___ RECORDS PROVIDED

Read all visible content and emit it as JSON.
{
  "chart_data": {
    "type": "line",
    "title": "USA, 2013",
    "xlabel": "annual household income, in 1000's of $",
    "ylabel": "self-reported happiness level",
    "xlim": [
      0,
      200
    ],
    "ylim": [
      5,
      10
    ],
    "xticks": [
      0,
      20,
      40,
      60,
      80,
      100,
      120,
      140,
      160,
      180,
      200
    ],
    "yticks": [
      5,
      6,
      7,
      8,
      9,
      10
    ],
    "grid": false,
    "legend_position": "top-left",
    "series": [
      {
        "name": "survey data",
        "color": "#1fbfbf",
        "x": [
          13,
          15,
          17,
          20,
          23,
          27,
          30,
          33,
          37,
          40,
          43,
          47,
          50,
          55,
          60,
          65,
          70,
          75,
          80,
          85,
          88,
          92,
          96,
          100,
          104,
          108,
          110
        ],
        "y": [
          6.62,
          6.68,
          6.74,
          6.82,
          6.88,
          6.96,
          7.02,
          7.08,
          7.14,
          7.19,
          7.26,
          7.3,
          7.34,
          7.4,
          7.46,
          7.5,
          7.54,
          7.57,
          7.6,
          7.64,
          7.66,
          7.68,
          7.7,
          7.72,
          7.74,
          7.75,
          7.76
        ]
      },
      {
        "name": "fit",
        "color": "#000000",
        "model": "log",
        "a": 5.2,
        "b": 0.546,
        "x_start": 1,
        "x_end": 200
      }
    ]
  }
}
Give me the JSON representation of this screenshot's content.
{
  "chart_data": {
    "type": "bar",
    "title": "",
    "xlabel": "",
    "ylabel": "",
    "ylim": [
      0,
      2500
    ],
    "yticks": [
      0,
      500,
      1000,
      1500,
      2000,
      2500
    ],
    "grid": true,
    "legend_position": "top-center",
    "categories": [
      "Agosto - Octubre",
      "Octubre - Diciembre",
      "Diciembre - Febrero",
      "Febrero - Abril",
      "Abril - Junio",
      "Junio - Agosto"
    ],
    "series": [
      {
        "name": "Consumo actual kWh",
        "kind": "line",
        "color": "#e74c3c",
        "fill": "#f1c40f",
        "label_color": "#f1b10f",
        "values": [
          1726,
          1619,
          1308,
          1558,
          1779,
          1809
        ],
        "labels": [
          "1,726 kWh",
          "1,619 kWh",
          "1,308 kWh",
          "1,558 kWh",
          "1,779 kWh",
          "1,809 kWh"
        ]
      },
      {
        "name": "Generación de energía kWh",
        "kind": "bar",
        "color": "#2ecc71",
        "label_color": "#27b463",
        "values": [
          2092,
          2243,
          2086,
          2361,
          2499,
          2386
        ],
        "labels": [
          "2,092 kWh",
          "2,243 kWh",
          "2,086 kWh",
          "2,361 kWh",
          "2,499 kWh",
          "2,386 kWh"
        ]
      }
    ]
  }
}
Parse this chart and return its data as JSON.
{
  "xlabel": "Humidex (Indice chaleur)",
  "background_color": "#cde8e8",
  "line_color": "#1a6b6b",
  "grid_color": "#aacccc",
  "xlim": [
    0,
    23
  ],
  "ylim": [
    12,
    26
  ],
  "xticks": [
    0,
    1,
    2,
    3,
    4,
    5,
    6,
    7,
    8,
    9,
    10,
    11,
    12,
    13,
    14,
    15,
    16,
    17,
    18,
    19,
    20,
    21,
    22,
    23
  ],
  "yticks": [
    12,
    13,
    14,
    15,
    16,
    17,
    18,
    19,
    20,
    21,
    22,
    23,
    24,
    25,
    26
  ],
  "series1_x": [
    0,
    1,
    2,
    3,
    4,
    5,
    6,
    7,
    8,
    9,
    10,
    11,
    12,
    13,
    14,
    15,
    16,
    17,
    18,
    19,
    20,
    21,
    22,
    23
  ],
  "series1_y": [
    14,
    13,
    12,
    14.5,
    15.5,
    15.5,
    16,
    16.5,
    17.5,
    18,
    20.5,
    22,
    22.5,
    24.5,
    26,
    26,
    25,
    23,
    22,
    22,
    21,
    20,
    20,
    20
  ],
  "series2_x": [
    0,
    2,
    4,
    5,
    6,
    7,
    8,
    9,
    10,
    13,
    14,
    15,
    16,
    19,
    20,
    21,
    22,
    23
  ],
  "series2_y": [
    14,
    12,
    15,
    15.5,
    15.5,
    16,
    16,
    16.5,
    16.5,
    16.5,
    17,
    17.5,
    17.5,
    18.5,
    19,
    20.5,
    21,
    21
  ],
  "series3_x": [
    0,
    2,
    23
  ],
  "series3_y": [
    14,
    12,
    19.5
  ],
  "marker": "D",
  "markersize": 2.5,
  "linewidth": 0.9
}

______

EXERCISE DIRECTIONS: Repeat every entry exactly as written above.

EXERCISE RESPONSE:
Read all visible content and emit it as JSON.
{
  "chart_data": {
    "type": "line",
    "title": "USA, 2013",
    "xlabel": "annual household income, in 1000's of $",
    "ylabel": "self-reported happiness level",
    "xlim": [
      0,
      200
    ],
    "ylim": [
      5,
      10
    ],
    "xticks": [
      0,
      20,
      40,
      60,
      80,
      100,
      120,
      140,
      160,
      180,
      200
    ],
    "yticks": [
      5,
      6,
      7,
      8,
      9,
      10
    ],
    "grid": false,
    "legend_position": "top-left",
    "series": [
      {
        "name": "survey data",
        "color": "#1fbfbf",
        "x": [
          13,
          15,
          17,
          20,
          23,
          27,
          30,
          33,
          37,
          40,
          43,
          47,
          50,
          55,
          60,
          65,
          70,
          75,
          80,
          85,
          88,
          92,
          96,
          100,
          104,
          108,
          110
        ],
        "y": [
          6.62,
          6.68,
          6.74,
          6.82,
          6.88,
          6.96,
          7.02,
          7.08,
          7.14,
          7.19,
          7.26,
          7.3,
          7.34,
          7.4,
          7.46,
          7.5,
          7.54,
          7.57,
          7.6,
          7.64,
          7.66,
          7.68,
          7.7,
          7.72,
          7.74,
          7.75,
          7.76
        ]
      },
      {
        "name": "fit",
        "color": "#000000",
        "model": "log",
        "a": 5.2,
        "b": 0.546,
        "x_start": 1,
        "x_end": 200
      }
    ]
  }
}
Give me the JSON representation of this screenshot's content.
{
  "chart_data": {
    "type": "bar",
    "title": "",
    "xlabel": "",
    "ylabel": "",
    "ylim": [
      0,
      2500
    ],
    "yticks": [
      0,
      500,
      1000,
      1500,
      2000,
      2500
    ],
    "grid": true,
    "legend_position": "top-center",
    "categories": [
      "Agosto - Octubre",
      "Octubre - Diciembre",
      "Diciembre - Febrero",
      "Febrero - Abril",
      "Abril - Junio",
      "Junio - Agosto"
    ],
    "series": [
      {
        "name": "Consumo actual kWh",
        "kind": "line",
        "color": "#e74c3c",
        "fill": "#f1c40f",
        "label_color": "#f1b10f",
        "values": [
          1726,
          1619,
          1308,
          1558,
          1779,
          1809
        ],
        "labels": [
          "1,726 kWh",
          "1,619 kWh",
          "1,308 kWh",
          "1,558 kWh",
          "1,779 kWh",
          "1,809 kWh"
        ]
      },
      {
        "name": "Generación de energía kWh",
        "kind": "bar",
        "color": "#2ecc71",
        "label_color": "#27b463",
        "values": [
          2092,
          2243,
          2086,
          2361,
          2499,
          2386
        ],
        "labels": [
          "2,092 kWh",
          "2,243 kWh",
          "2,086 kWh",
          "2,361 kWh",
          "2,499 kWh",
          "2,386 kWh"
        ]
      }
    ]
  }
}
Parse this chart and return its data as JSON.
{
  "xlabel": "Humidex (Indice chaleur)",
  "background_color": "#cde8e8",
  "line_color": "#1a6b6b",
  "grid_color": "#aacccc",
  "xlim": [
    0,
    23
  ],
  "ylim": [
    12,
    26
  ],
  "xticks": [
    0,
    1,
    2,
    3,
    4,
    5,
    6,
    7,
    8,
    9,
    10,
    11,
    12,
    13,
    14,
    15,
    16,
    17,
    18,
    19,
    20,
    21,
    22,
    23
  ],
  "yticks": [
    12,
    13,
    14,
    15,
    16,
    17,
    18,
    19,
    20,
    21,
    22,
    23,
    24,
    25,
    26
  ],
  "series1_x": [
    0,
    1,
    2,
    3,
    4,
    5,
    6,
    7,
    8,
    9,
    10,
    11,
    12,
    13,
    14,
    15,
    16,
    17,
    18,
    19,
    20,
    21,
    22,
    23
  ],
  "series1_y": [
    14,
    13,
    12,
    14.5,
    15.5,
    15.5,
    16,
    16.5,
    17.5,
    18,
    20.5,
    22,
    22.5,
    24.5,
    26,
    26,
    25,
    23,
    22,
    22,
    21,
    20,
    20,
    20
  ],
  "series2_x": [
    0,
    2,
    4,
    5,
    6,
    7,
    8,
    9,
    10,
    13,
    14,
    15,
    16,
    19,
    20,
    21,
    22,
    23
  ],
  "series2_y": [
    14,
    12,
    15,
    15.5,
    15.5,
    16,
    16,
    16.5,
    16.5,
    16.5,
    17,
    17.5,
    17.5,
    18.5,
    19,
    20.5,
    21,
    21
  ],
  "series3_x": [
    0,
    2,
    23
  ],
  "series3_y": [
    14,
    12,
    19.5
  ],
  "marker": "D",
  "markersize": 2.5,
  "linewidth": 0.9
}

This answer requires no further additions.